_Exercise task_:
Transcribe the records below in full; pictures stay out of the copy.

_Material provided_:
═══

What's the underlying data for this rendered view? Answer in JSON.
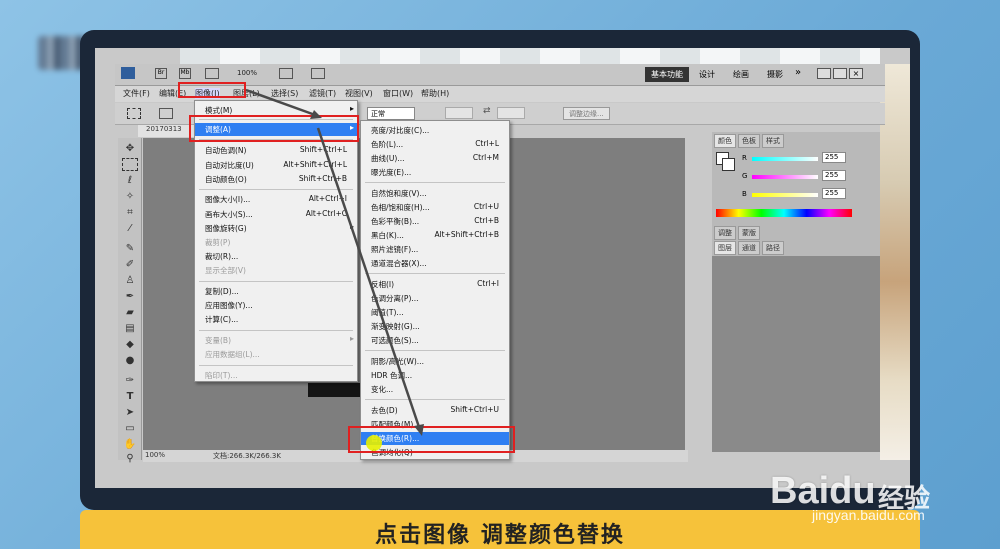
{
  "app": {
    "doc_tab": "20170313",
    "zoom": "100%",
    "zoom_status": "100%",
    "file_info": "文档:266.3K/266.3K",
    "workspace_active": "基本功能",
    "workspaces": [
      "设计",
      "绘画",
      "摄影"
    ],
    "more": "»"
  },
  "menu_bar": [
    "文件(F)",
    "编辑(E)",
    "图像(I)",
    "图层(L)",
    "选择(S)",
    "滤镜(T)",
    "视图(V)",
    "窗口(W)",
    "帮助(H)"
  ],
  "options": {
    "mode": "正常",
    "refine_edge": "调整边缘..."
  },
  "image_menu": [
    {
      "label": "模式(M)",
      "shortcut": "",
      "arrow": true,
      "disabled": false
    },
    {
      "label": "调整(A)",
      "shortcut": "",
      "arrow": true,
      "disabled": false,
      "highlight": true
    },
    {
      "label": "自动色调(N)",
      "shortcut": "Shift+Ctrl+L",
      "disabled": false
    },
    {
      "label": "自动对比度(U)",
      "shortcut": "Alt+Shift+Ctrl+L",
      "disabled": false
    },
    {
      "label": "自动颜色(O)",
      "shortcut": "Shift+Ctrl+B",
      "disabled": false
    },
    {
      "label": "图像大小(I)...",
      "shortcut": "Alt+Ctrl+I",
      "disabled": false
    },
    {
      "label": "画布大小(S)...",
      "shortcut": "Alt+Ctrl+C",
      "disabled": false
    },
    {
      "label": "图像旋转(G)",
      "shortcut": "",
      "arrow": true,
      "disabled": false
    },
    {
      "label": "裁剪(P)",
      "shortcut": "",
      "disabled": true
    },
    {
      "label": "裁切(R)...",
      "shortcut": "",
      "disabled": false
    },
    {
      "label": "显示全部(V)",
      "shortcut": "",
      "disabled": true
    },
    {
      "label": "复制(D)...",
      "shortcut": "",
      "disabled": false
    },
    {
      "label": "应用图像(Y)...",
      "shortcut": "",
      "disabled": false
    },
    {
      "label": "计算(C)...",
      "shortcut": "",
      "disabled": false
    },
    {
      "label": "变量(B)",
      "shortcut": "",
      "arrow": true,
      "disabled": true
    },
    {
      "label": "应用数据组(L)...",
      "shortcut": "",
      "disabled": true
    },
    {
      "label": "陷印(T)...",
      "shortcut": "",
      "disabled": true
    }
  ],
  "adjust_menu": [
    {
      "label": "亮度/对比度(C)...",
      "shortcut": ""
    },
    {
      "label": "色阶(L)...",
      "shortcut": "Ctrl+L"
    },
    {
      "label": "曲线(U)...",
      "shortcut": "Ctrl+M"
    },
    {
      "label": "曝光度(E)...",
      "shortcut": ""
    },
    {
      "label": "自然饱和度(V)...",
      "shortcut": ""
    },
    {
      "label": "色相/饱和度(H)...",
      "shortcut": "Ctrl+U"
    },
    {
      "label": "色彩平衡(B)...",
      "shortcut": "Ctrl+B"
    },
    {
      "label": "黑白(K)...",
      "shortcut": "Alt+Shift+Ctrl+B"
    },
    {
      "label": "照片滤镜(F)...",
      "shortcut": ""
    },
    {
      "label": "通道混合器(X)...",
      "shortcut": ""
    },
    {
      "label": "反相(I)",
      "shortcut": "Ctrl+I"
    },
    {
      "label": "色调分离(P)...",
      "shortcut": ""
    },
    {
      "label": "阈值(T)...",
      "shortcut": ""
    },
    {
      "label": "渐变映射(G)...",
      "shortcut": ""
    },
    {
      "label": "可选颜色(S)...",
      "shortcut": ""
    },
    {
      "label": "阴影/高光(W)...",
      "shortcut": ""
    },
    {
      "label": "HDR 色调...",
      "shortcut": ""
    },
    {
      "label": "变化...",
      "shortcut": ""
    },
    {
      "label": "去色(D)",
      "shortcut": "Shift+Ctrl+U"
    },
    {
      "label": "匹配颜色(M)...",
      "shortcut": ""
    },
    {
      "label": "替换颜色(R)...",
      "shortcut": "",
      "highlight": true
    },
    {
      "label": "色调均化(Q)",
      "shortcut": ""
    }
  ],
  "color_panel": {
    "tabs": [
      "颜色",
      "色板",
      "样式"
    ],
    "r_label": "R",
    "g_label": "G",
    "b_label": "B",
    "r": "255",
    "g": "255",
    "b": "255",
    "tabs2": [
      "调整",
      "蒙版"
    ],
    "tabs3": [
      "图层",
      "通道",
      "路径"
    ]
  },
  "caption": "点击图像 调整颜色替换",
  "watermark": {
    "logo": "Baidu",
    "cn": "经验",
    "url": "jingyan.baidu.com"
  },
  "colors": {
    "highlight": "#2f7ff2",
    "red_box": "#e02020",
    "caption_bg": "#f6c23a"
  }
}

═══

_Solution_:
What's the underlying data for this rendered view? Answer in JSON.
{
  "app": {
    "doc_tab": "20170313",
    "zoom": "100%",
    "zoom_status": "100%",
    "file_info": "文档:266.3K/266.3K",
    "workspace_active": "基本功能",
    "workspaces": [
      "设计",
      "绘画",
      "摄影"
    ],
    "more": "»"
  },
  "menu_bar": [
    "文件(F)",
    "编辑(E)",
    "图像(I)",
    "图层(L)",
    "选择(S)",
    "滤镜(T)",
    "视图(V)",
    "窗口(W)",
    "帮助(H)"
  ],
  "options": {
    "mode": "正常",
    "refine_edge": "调整边缘..."
  },
  "image_menu": [
    {
      "label": "模式(M)",
      "shortcut": "",
      "arrow": true,
      "disabled": false
    },
    {
      "label": "调整(A)",
      "shortcut": "",
      "arrow": true,
      "disabled": false,
      "highlight": true
    },
    {
      "label": "自动色调(N)",
      "shortcut": "Shift+Ctrl+L",
      "disabled": false
    },
    {
      "label": "自动对比度(U)",
      "shortcut": "Alt+Shift+Ctrl+L",
      "disabled": false
    },
    {
      "label": "自动颜色(O)",
      "shortcut": "Shift+Ctrl+B",
      "disabled": false
    },
    {
      "label": "图像大小(I)...",
      "shortcut": "Alt+Ctrl+I",
      "disabled": false
    },
    {
      "label": "画布大小(S)...",
      "shortcut": "Alt+Ctrl+C",
      "disabled": false
    },
    {
      "label": "图像旋转(G)",
      "shortcut": "",
      "arrow": true,
      "disabled": false
    },
    {
      "label": "裁剪(P)",
      "shortcut": "",
      "disabled": true
    },
    {
      "label": "裁切(R)...",
      "shortcut": "",
      "disabled": false
    },
    {
      "label": "显示全部(V)",
      "shortcut": "",
      "disabled": true
    },
    {
      "label": "复制(D)...",
      "shortcut": "",
      "disabled": false
    },
    {
      "label": "应用图像(Y)...",
      "shortcut": "",
      "disabled": false
    },
    {
      "label": "计算(C)...",
      "shortcut": "",
      "disabled": false
    },
    {
      "label": "变量(B)",
      "shortcut": "",
      "arrow": true,
      "disabled": true
    },
    {
      "label": "应用数据组(L)...",
      "shortcut": "",
      "disabled": true
    },
    {
      "label": "陷印(T)...",
      "shortcut": "",
      "disabled": true
    }
  ],
  "adjust_menu": [
    {
      "label": "亮度/对比度(C)...",
      "shortcut": ""
    },
    {
      "label": "色阶(L)...",
      "shortcut": "Ctrl+L"
    },
    {
      "label": "曲线(U)...",
      "shortcut": "Ctrl+M"
    },
    {
      "label": "曝光度(E)...",
      "shortcut": ""
    },
    {
      "label": "自然饱和度(V)...",
      "shortcut": ""
    },
    {
      "label": "色相/饱和度(H)...",
      "shortcut": "Ctrl+U"
    },
    {
      "label": "色彩平衡(B)...",
      "shortcut": "Ctrl+B"
    },
    {
      "label": "黑白(K)...",
      "shortcut": "Alt+Shift+Ctrl+B"
    },
    {
      "label": "照片滤镜(F)...",
      "shortcut": ""
    },
    {
      "label": "通道混合器(X)...",
      "shortcut": ""
    },
    {
      "label": "反相(I)",
      "shortcut": "Ctrl+I"
    },
    {
      "label": "色调分离(P)...",
      "shortcut": ""
    },
    {
      "label": "阈值(T)...",
      "shortcut": ""
    },
    {
      "label": "渐变映射(G)...",
      "shortcut": ""
    },
    {
      "label": "可选颜色(S)...",
      "shortcut": ""
    },
    {
      "label": "阴影/高光(W)...",
      "shortcut": ""
    },
    {
      "label": "HDR 色调...",
      "shortcut": ""
    },
    {
      "label": "变化...",
      "shortcut": ""
    },
    {
      "label": "去色(D)",
      "shortcut": "Shift+Ctrl+U"
    },
    {
      "label": "匹配颜色(M)...",
      "shortcut": ""
    },
    {
      "label": "替换颜色(R)...",
      "shortcut": "",
      "highlight": true
    },
    {
      "label": "色调均化(Q)",
      "shortcut": ""
    }
  ],
  "color_panel": {
    "tabs": [
      "颜色",
      "色板",
      "样式"
    ],
    "r_label": "R",
    "g_label": "G",
    "b_label": "B",
    "r": "255",
    "g": "255",
    "b": "255",
    "tabs2": [
      "调整",
      "蒙版"
    ],
    "tabs3": [
      "图层",
      "通道",
      "路径"
    ]
  },
  "caption": "点击图像 调整颜色替换",
  "watermark": {
    "logo": "Baidu",
    "cn": "经验",
    "url": "jingyan.baidu.com"
  },
  "colors": {
    "highlight": "#2f7ff2",
    "red_box": "#e02020",
    "caption_bg": "#f6c23a"
  }
}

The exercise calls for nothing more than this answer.